#### PROVIDED MATERIAL

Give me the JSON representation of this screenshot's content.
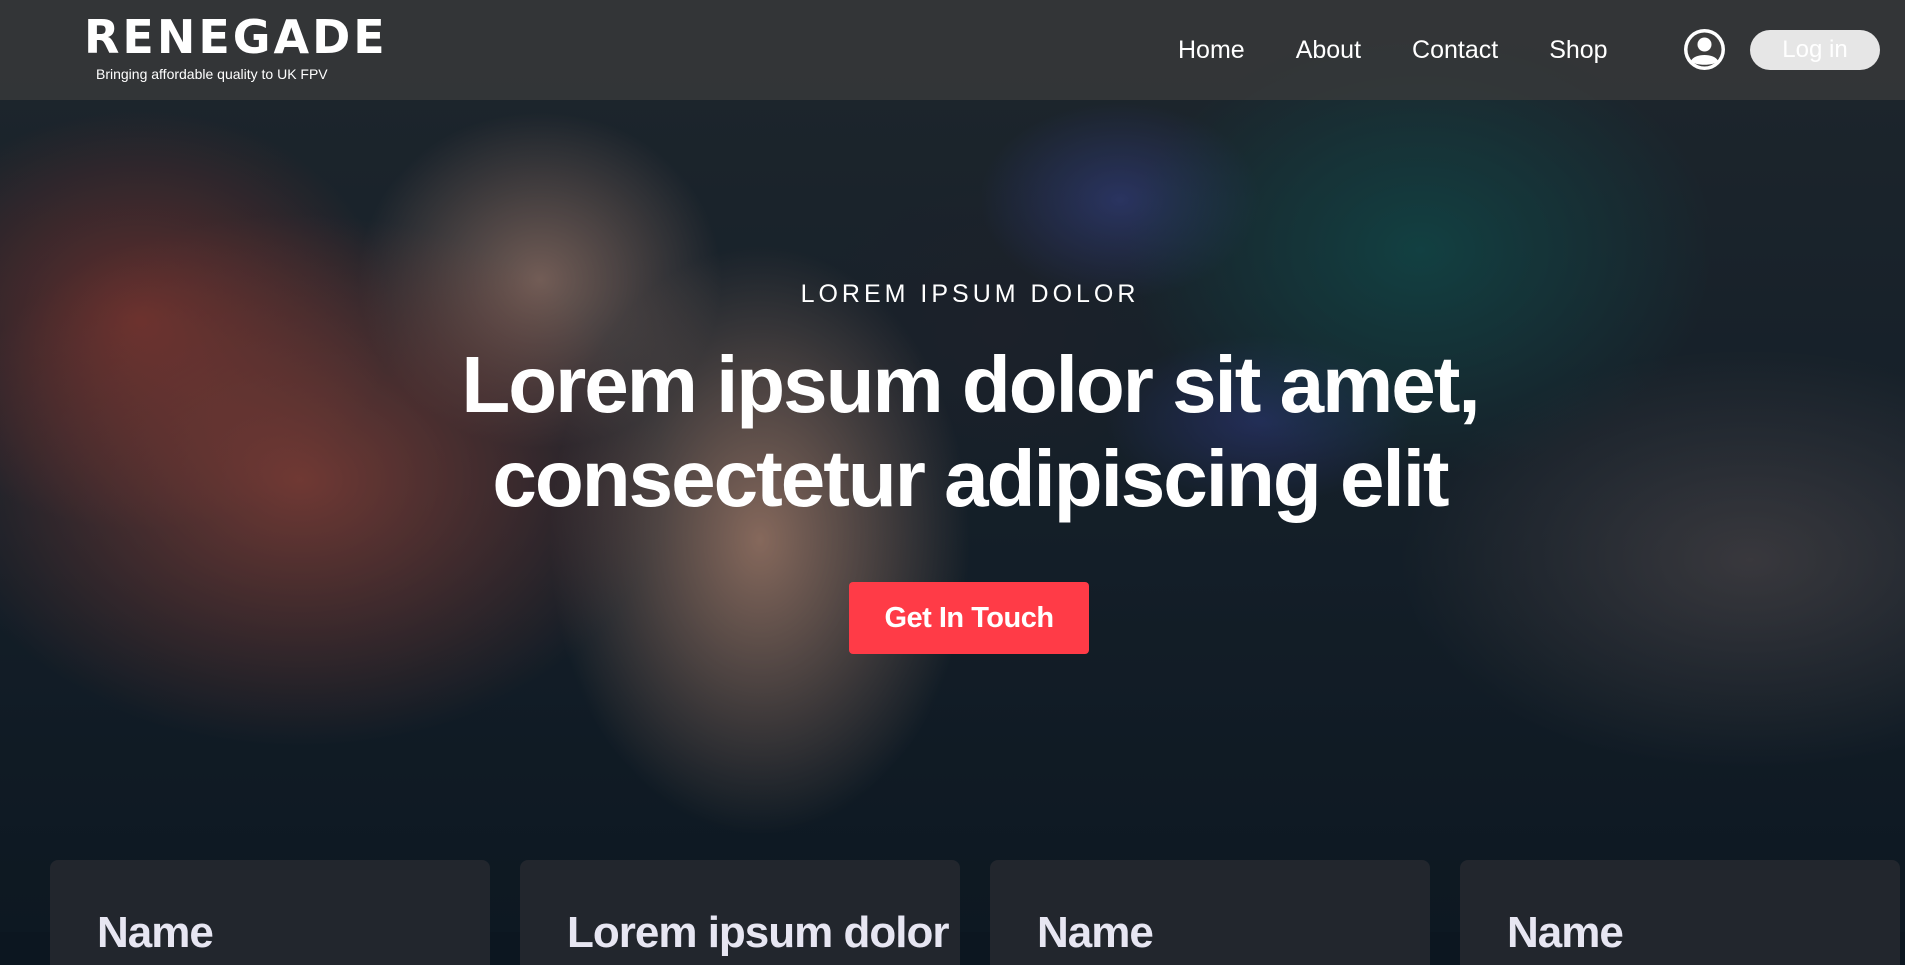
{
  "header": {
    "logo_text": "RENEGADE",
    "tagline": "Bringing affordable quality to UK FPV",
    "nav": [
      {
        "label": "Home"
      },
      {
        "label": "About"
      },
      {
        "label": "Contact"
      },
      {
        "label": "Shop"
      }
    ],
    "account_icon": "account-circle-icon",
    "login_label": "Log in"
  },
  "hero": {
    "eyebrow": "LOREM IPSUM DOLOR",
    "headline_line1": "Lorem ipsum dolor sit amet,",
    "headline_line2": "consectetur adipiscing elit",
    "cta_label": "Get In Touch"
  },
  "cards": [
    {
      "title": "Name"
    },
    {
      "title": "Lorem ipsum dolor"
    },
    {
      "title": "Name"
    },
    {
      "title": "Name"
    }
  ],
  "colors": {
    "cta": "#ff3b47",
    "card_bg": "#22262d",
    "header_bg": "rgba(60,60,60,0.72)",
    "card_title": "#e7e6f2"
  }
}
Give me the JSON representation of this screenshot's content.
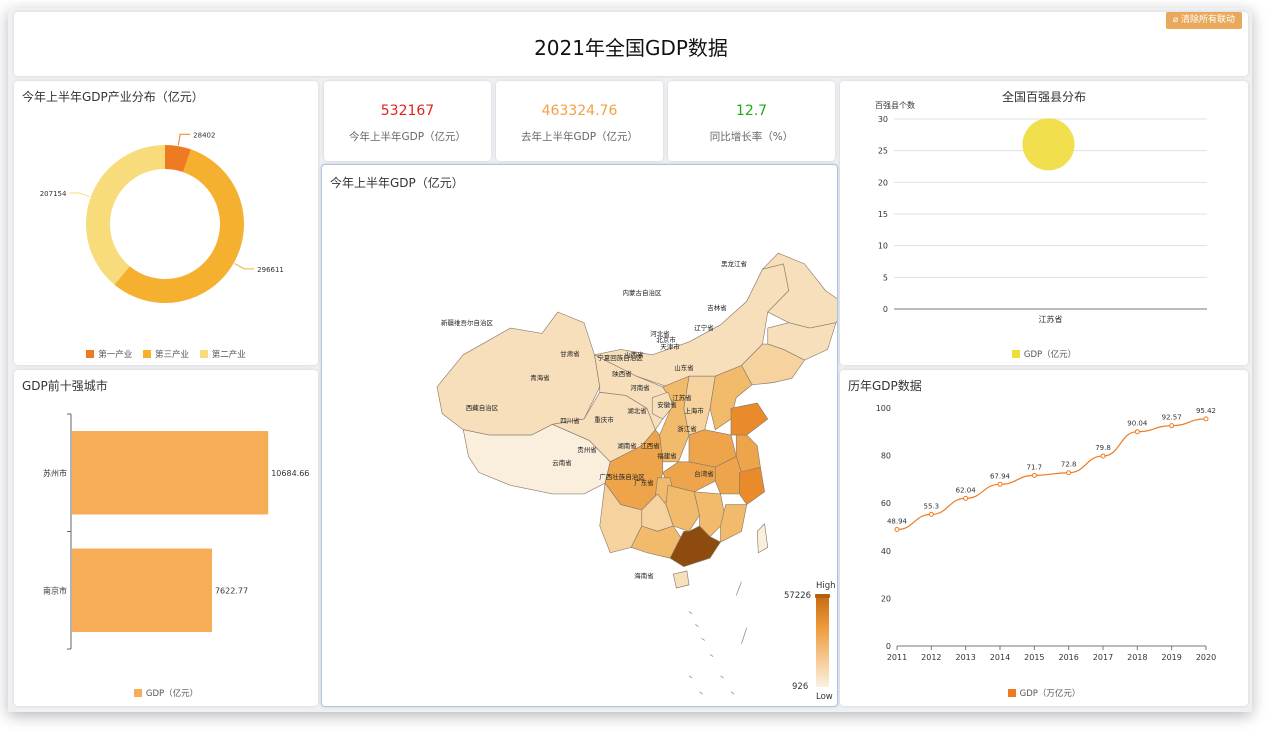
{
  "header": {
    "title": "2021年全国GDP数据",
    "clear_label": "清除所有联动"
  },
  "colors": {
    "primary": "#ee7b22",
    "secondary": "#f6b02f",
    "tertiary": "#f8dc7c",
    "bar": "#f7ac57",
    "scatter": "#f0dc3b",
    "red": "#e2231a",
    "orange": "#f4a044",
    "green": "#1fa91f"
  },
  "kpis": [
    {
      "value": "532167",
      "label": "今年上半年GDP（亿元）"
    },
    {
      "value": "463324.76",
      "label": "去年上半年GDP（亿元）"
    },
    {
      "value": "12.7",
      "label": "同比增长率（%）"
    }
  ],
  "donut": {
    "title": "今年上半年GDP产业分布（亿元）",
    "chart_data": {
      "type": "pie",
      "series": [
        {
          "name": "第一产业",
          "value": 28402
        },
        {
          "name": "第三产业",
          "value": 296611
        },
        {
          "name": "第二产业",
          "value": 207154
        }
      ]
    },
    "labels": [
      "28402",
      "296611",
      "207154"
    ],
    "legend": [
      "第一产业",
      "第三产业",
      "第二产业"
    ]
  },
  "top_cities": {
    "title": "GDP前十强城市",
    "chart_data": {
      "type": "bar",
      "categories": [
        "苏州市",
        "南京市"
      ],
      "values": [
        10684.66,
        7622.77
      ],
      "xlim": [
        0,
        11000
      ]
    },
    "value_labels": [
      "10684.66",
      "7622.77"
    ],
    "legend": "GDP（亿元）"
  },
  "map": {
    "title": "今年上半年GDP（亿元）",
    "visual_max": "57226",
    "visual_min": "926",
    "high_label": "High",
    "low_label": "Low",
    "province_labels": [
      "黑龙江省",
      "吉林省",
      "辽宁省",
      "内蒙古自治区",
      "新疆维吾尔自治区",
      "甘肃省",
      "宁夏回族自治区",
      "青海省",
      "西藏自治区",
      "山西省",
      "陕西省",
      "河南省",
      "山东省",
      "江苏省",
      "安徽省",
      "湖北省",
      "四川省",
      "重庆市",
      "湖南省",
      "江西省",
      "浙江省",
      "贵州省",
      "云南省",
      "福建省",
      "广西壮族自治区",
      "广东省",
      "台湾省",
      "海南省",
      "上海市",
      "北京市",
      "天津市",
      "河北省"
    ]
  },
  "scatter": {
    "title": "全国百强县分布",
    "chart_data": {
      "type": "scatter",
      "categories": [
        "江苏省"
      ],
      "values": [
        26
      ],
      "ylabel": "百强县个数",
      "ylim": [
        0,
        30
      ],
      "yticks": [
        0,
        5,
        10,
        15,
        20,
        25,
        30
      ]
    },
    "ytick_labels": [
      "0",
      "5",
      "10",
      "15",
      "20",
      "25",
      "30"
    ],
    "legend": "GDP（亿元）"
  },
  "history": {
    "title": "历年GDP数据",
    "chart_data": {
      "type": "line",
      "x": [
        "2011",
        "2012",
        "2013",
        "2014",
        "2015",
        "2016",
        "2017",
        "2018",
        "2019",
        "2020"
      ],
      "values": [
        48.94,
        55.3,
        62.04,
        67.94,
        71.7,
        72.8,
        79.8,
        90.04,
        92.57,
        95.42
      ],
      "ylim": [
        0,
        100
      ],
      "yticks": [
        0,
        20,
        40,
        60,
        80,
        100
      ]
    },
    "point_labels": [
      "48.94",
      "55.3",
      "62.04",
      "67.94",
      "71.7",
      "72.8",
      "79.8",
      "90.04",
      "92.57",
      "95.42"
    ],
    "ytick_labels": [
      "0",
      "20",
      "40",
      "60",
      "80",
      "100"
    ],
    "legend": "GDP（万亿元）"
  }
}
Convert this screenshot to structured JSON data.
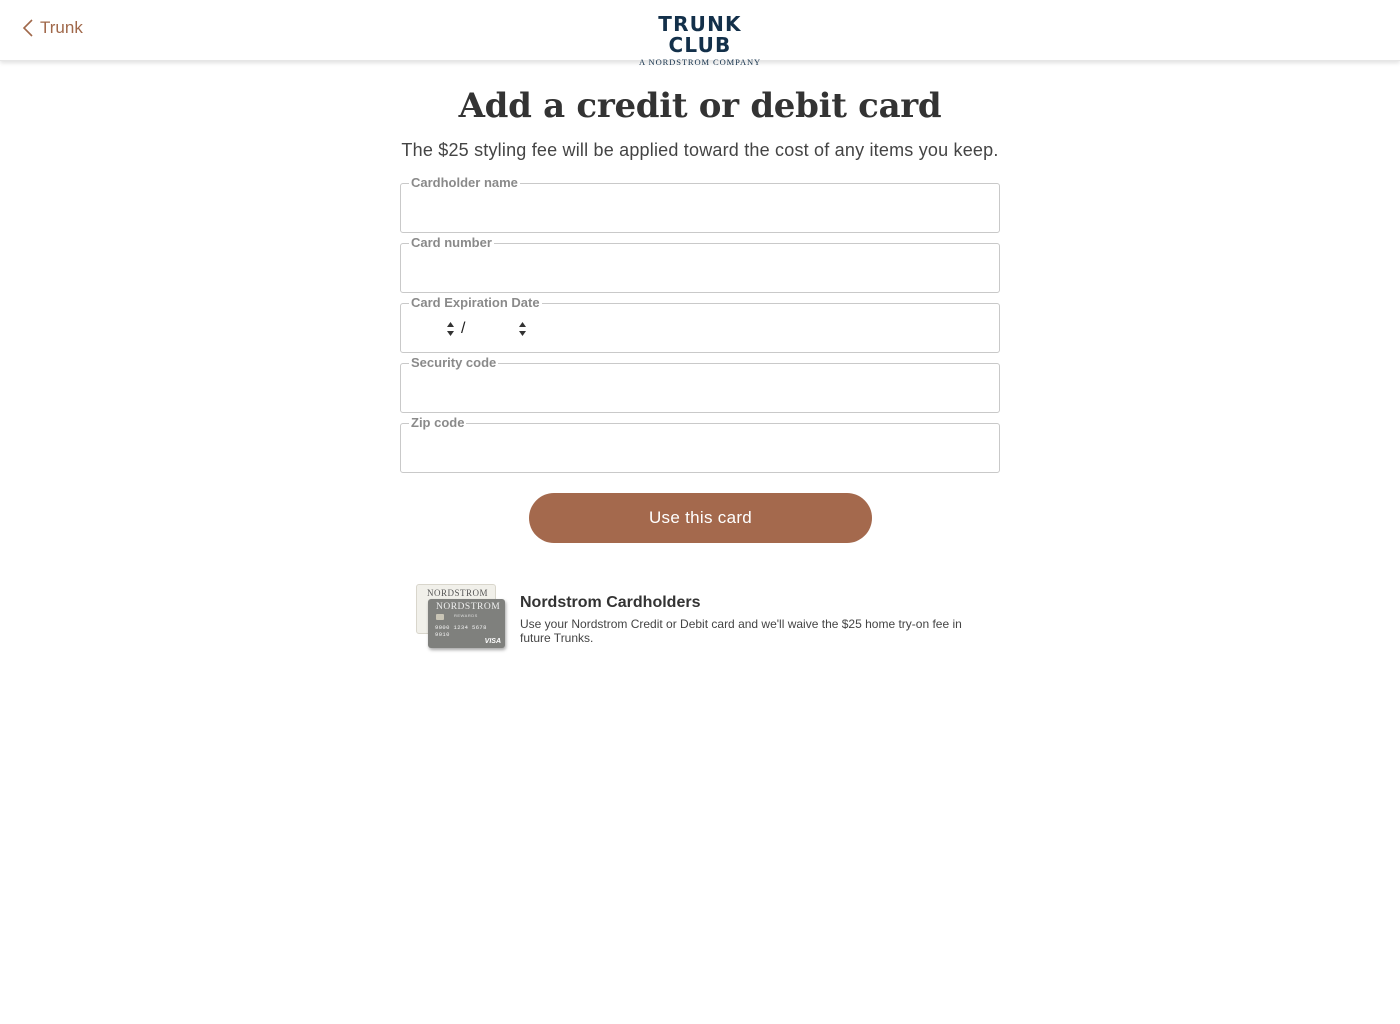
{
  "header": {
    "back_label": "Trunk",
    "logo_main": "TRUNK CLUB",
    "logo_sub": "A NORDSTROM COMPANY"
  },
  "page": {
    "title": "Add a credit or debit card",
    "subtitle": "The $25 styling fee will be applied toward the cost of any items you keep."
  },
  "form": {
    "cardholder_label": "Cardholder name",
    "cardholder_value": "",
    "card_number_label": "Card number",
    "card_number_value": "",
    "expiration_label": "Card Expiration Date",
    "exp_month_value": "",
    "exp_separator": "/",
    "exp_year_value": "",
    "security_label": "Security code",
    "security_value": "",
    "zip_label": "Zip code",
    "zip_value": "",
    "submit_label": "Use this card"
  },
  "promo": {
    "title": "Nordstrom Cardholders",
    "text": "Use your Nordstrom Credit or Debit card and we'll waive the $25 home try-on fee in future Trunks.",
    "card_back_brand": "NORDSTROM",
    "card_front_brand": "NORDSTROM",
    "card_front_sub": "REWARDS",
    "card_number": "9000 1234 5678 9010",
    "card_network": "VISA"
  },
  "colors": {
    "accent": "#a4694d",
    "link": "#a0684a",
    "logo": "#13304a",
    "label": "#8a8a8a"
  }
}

########

From the records above, pull out each line that has "scatter".

    "scatter": "#f0dc3b",
  "scatter": {
      "type": "scatter",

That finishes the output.